### WRITTEN TASK
Filter this data down to the lines that hold "benefits", and copy them.

(Records from a dataset)
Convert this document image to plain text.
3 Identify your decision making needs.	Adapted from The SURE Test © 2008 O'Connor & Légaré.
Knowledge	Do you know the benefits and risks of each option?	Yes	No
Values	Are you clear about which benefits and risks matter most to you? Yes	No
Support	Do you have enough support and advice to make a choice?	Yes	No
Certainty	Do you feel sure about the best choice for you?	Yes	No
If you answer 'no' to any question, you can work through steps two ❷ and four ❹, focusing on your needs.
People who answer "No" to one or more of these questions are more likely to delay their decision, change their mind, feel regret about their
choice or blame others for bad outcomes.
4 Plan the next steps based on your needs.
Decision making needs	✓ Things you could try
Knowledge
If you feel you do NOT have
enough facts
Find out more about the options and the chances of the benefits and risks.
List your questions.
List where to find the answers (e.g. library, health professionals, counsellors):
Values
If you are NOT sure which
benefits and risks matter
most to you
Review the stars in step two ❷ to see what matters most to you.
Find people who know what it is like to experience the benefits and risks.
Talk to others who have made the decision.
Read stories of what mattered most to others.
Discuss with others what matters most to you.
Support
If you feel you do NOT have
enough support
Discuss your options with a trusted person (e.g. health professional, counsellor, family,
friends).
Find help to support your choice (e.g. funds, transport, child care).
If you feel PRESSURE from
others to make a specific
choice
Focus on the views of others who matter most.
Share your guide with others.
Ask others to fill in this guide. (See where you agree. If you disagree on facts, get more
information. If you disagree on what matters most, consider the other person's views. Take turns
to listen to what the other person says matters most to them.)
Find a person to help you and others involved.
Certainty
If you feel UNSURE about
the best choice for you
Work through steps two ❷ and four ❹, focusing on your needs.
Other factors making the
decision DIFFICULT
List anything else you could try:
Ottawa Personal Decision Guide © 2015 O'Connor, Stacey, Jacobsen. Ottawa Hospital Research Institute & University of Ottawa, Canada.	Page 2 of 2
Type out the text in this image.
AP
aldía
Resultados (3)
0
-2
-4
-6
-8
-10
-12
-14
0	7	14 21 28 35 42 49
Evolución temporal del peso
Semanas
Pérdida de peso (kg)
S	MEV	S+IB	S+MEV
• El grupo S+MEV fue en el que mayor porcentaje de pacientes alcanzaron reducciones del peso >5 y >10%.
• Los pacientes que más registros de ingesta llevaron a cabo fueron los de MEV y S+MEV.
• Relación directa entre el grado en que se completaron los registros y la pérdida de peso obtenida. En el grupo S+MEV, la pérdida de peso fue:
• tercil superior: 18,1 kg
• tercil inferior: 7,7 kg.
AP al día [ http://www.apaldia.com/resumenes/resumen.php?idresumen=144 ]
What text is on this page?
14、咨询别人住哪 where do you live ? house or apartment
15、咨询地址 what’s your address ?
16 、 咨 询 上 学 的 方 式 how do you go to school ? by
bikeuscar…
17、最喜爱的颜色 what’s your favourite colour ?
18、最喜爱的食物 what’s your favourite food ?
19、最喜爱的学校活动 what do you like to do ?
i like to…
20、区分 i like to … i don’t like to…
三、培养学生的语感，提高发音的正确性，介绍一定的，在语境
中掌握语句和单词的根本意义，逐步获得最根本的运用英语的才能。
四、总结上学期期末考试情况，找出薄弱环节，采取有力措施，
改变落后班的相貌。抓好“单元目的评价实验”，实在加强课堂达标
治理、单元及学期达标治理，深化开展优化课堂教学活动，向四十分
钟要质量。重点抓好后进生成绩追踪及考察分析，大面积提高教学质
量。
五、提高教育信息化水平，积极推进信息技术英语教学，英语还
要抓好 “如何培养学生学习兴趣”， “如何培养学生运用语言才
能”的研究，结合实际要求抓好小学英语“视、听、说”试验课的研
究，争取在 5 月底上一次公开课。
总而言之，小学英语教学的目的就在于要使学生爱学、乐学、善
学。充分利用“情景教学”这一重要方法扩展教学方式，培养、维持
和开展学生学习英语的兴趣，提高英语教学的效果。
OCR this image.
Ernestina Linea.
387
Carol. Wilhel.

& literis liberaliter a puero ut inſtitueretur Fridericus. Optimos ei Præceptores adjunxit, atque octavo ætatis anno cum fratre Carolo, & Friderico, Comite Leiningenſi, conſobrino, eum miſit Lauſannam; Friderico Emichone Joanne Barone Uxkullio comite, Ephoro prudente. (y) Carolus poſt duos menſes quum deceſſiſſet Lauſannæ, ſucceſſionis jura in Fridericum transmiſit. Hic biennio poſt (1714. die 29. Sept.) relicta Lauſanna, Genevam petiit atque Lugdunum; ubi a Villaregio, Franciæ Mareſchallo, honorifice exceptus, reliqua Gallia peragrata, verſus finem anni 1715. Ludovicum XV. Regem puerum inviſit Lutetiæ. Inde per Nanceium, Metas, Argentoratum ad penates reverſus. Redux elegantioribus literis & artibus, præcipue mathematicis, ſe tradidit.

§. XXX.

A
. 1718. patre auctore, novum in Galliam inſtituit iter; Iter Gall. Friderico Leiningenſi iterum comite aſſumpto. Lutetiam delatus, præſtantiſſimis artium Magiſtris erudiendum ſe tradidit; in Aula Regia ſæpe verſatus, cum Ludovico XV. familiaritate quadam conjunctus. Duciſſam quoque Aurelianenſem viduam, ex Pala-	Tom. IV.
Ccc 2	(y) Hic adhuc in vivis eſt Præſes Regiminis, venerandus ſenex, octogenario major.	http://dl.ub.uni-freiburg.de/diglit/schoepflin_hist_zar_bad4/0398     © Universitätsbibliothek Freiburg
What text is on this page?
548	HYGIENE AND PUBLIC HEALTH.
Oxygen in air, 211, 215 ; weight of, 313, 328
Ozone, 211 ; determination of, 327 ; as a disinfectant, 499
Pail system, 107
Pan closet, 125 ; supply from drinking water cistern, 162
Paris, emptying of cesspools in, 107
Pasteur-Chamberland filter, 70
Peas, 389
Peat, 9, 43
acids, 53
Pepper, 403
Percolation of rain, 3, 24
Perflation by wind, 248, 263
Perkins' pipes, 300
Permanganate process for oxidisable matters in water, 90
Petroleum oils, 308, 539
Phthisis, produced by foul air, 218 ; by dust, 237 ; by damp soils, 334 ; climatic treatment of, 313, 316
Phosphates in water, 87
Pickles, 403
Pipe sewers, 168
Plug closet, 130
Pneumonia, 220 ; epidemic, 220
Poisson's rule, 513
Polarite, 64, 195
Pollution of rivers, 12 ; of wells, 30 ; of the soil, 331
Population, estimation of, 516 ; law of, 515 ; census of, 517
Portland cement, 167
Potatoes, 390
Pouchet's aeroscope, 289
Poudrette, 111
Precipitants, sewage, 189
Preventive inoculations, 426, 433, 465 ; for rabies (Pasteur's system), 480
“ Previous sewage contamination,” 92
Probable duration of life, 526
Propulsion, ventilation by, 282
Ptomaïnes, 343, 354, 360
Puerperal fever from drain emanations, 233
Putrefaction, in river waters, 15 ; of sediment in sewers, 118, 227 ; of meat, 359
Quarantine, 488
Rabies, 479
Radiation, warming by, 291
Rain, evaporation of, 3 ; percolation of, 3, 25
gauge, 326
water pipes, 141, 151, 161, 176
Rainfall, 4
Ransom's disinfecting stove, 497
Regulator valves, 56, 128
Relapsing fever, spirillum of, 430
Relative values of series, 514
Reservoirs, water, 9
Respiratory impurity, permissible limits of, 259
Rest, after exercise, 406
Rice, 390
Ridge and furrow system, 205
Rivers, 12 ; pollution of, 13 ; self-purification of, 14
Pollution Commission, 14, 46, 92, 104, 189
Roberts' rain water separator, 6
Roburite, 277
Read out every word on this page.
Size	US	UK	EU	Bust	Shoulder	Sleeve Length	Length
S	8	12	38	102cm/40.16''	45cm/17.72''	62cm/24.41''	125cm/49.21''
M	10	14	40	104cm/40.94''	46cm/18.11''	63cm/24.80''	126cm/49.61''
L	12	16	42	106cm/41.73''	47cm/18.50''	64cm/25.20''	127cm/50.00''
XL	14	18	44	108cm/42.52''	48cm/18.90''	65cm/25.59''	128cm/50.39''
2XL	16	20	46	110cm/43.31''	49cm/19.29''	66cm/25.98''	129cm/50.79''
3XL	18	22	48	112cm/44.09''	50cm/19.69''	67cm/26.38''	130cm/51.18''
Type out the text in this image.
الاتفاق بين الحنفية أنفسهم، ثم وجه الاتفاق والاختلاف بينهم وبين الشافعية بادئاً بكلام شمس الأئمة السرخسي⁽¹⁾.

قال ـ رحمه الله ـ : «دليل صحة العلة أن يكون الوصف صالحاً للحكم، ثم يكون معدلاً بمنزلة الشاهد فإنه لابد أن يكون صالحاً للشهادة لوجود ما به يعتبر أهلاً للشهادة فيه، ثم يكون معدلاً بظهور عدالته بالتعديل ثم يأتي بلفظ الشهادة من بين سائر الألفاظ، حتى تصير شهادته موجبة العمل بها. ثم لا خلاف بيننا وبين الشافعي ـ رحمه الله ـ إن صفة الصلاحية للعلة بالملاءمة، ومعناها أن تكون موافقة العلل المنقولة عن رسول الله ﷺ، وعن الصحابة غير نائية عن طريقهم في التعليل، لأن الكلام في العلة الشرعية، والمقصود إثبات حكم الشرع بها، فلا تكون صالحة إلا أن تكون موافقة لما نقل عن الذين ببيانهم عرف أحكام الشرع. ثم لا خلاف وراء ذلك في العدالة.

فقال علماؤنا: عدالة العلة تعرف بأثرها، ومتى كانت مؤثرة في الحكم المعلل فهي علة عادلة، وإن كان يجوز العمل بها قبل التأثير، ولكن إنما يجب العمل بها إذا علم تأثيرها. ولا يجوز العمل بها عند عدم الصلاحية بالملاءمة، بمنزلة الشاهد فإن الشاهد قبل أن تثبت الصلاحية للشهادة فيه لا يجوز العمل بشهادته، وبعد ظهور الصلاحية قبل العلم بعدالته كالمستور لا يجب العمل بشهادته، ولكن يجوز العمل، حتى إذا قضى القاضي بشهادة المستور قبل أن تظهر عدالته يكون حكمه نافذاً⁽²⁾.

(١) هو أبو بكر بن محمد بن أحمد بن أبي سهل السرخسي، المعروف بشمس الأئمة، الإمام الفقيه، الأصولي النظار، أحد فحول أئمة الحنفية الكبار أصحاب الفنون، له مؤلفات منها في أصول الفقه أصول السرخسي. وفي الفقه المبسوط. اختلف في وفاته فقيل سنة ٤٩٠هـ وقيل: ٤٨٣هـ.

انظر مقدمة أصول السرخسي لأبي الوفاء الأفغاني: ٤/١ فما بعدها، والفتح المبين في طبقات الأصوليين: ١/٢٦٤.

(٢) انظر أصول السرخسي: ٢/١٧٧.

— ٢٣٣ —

### FINISHED EXERCISE
Knowledge	Do you know the benefits and risks of each option?	Yes	No
Values	Are you clear about which benefits and risks matter most to you? Yes	No
Find out more about the options and the chances of the benefits and risks.
benefits and risks matter
Find people who know what it is like to experience the benefits and risks.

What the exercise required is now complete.